---------- DATA TO PROCESS ----------

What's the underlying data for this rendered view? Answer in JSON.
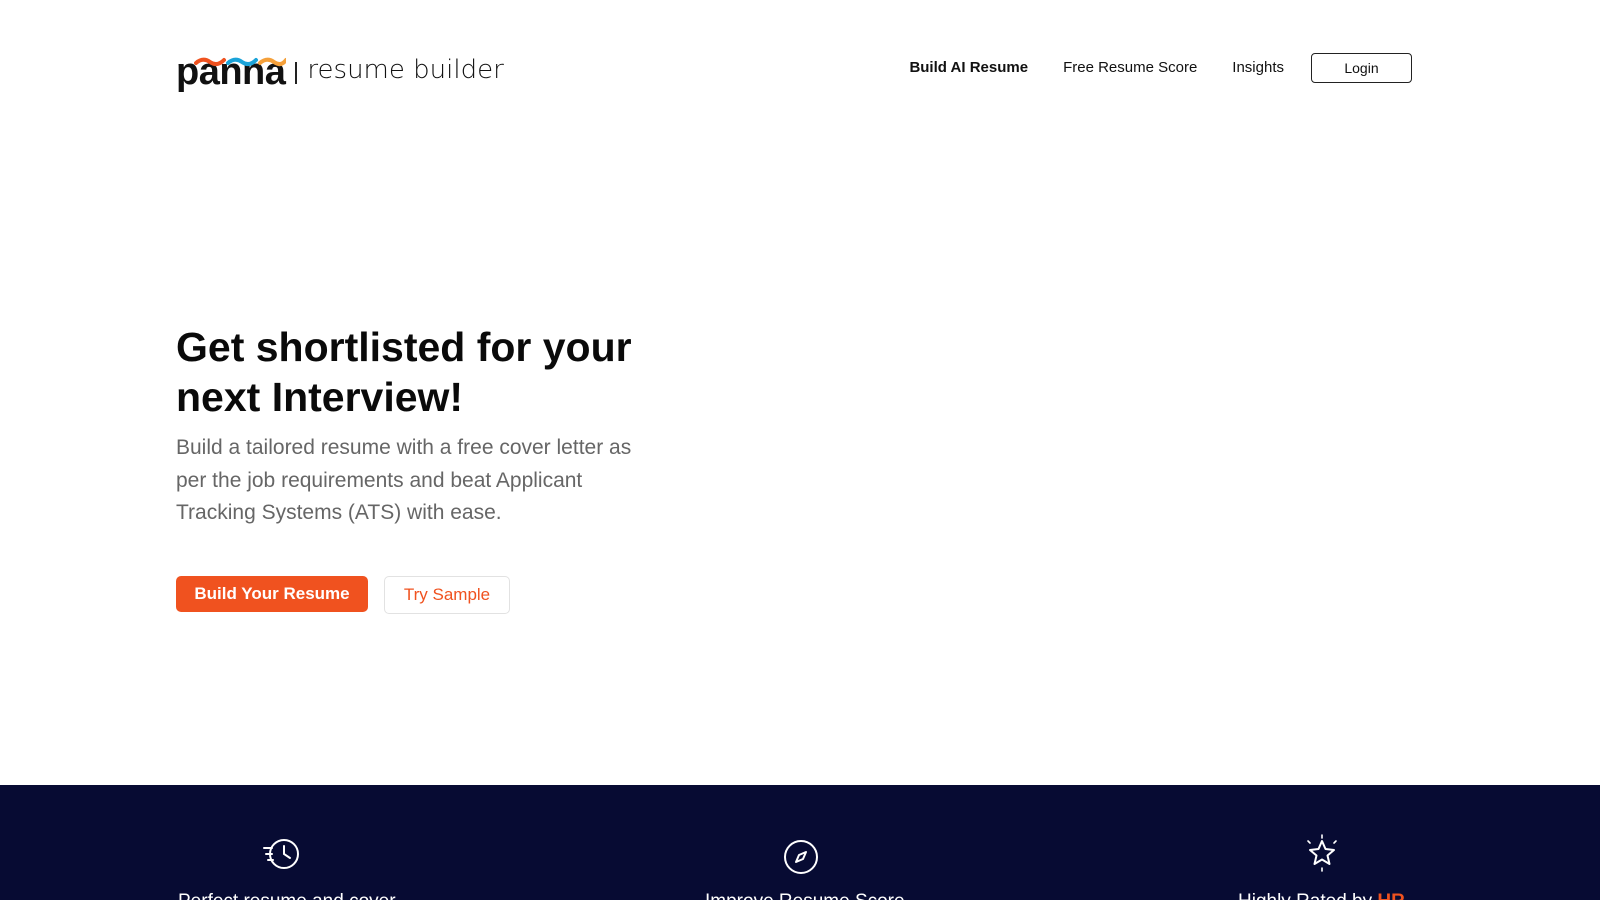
{
  "brand": {
    "name": "panna",
    "tagline": "resume builder",
    "wave_colors": [
      "#f0521f",
      "#1aa3d9",
      "#f5a03a"
    ]
  },
  "nav": {
    "items": [
      {
        "label": "Build AI Resume",
        "active": true
      },
      {
        "label": "Free Resume Score",
        "active": false
      },
      {
        "label": "Insights",
        "active": false
      }
    ],
    "login_label": "Login"
  },
  "hero": {
    "title": "Get shortlisted for your next Interview!",
    "description": "Build a tailored resume with a free cover letter as per the job requirements and beat Applicant Tracking Systems (ATS) with ease.",
    "primary_cta": "Build Your Resume",
    "secondary_cta": "Try Sample"
  },
  "features": [
    {
      "icon": "history-icon",
      "label": "Perfect resume and cover"
    },
    {
      "icon": "compass-icon",
      "label": "Improve Resume Score"
    },
    {
      "icon": "sparkle-star-icon",
      "label_prefix": "Highly Rated by ",
      "label_highlight": "HR"
    }
  ],
  "colors": {
    "accent": "#f0521f",
    "band_background": "#070b33",
    "text_muted": "#666666"
  }
}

----------

AIM OF THE TASK:
Transcribe the listing in full and omit the pictures.

TASK SOLUTION:
What's the underlying data for this rendered view? Answer in JSON.
{
  "brand": {
    "name": "panna",
    "tagline": "resume builder",
    "wave_colors": [
      "#f0521f",
      "#1aa3d9",
      "#f5a03a"
    ]
  },
  "nav": {
    "items": [
      {
        "label": "Build AI Resume",
        "active": true
      },
      {
        "label": "Free Resume Score",
        "active": false
      },
      {
        "label": "Insights",
        "active": false
      }
    ],
    "login_label": "Login"
  },
  "hero": {
    "title": "Get shortlisted for your next Interview!",
    "description": "Build a tailored resume with a free cover letter as per the job requirements and beat Applicant Tracking Systems (ATS) with ease.",
    "primary_cta": "Build Your Resume",
    "secondary_cta": "Try Sample"
  },
  "features": [
    {
      "icon": "history-icon",
      "label": "Perfect resume and cover"
    },
    {
      "icon": "compass-icon",
      "label": "Improve Resume Score"
    },
    {
      "icon": "sparkle-star-icon",
      "label_prefix": "Highly Rated by ",
      "label_highlight": "HR"
    }
  ],
  "colors": {
    "accent": "#f0521f",
    "band_background": "#070b33",
    "text_muted": "#666666"
  }
}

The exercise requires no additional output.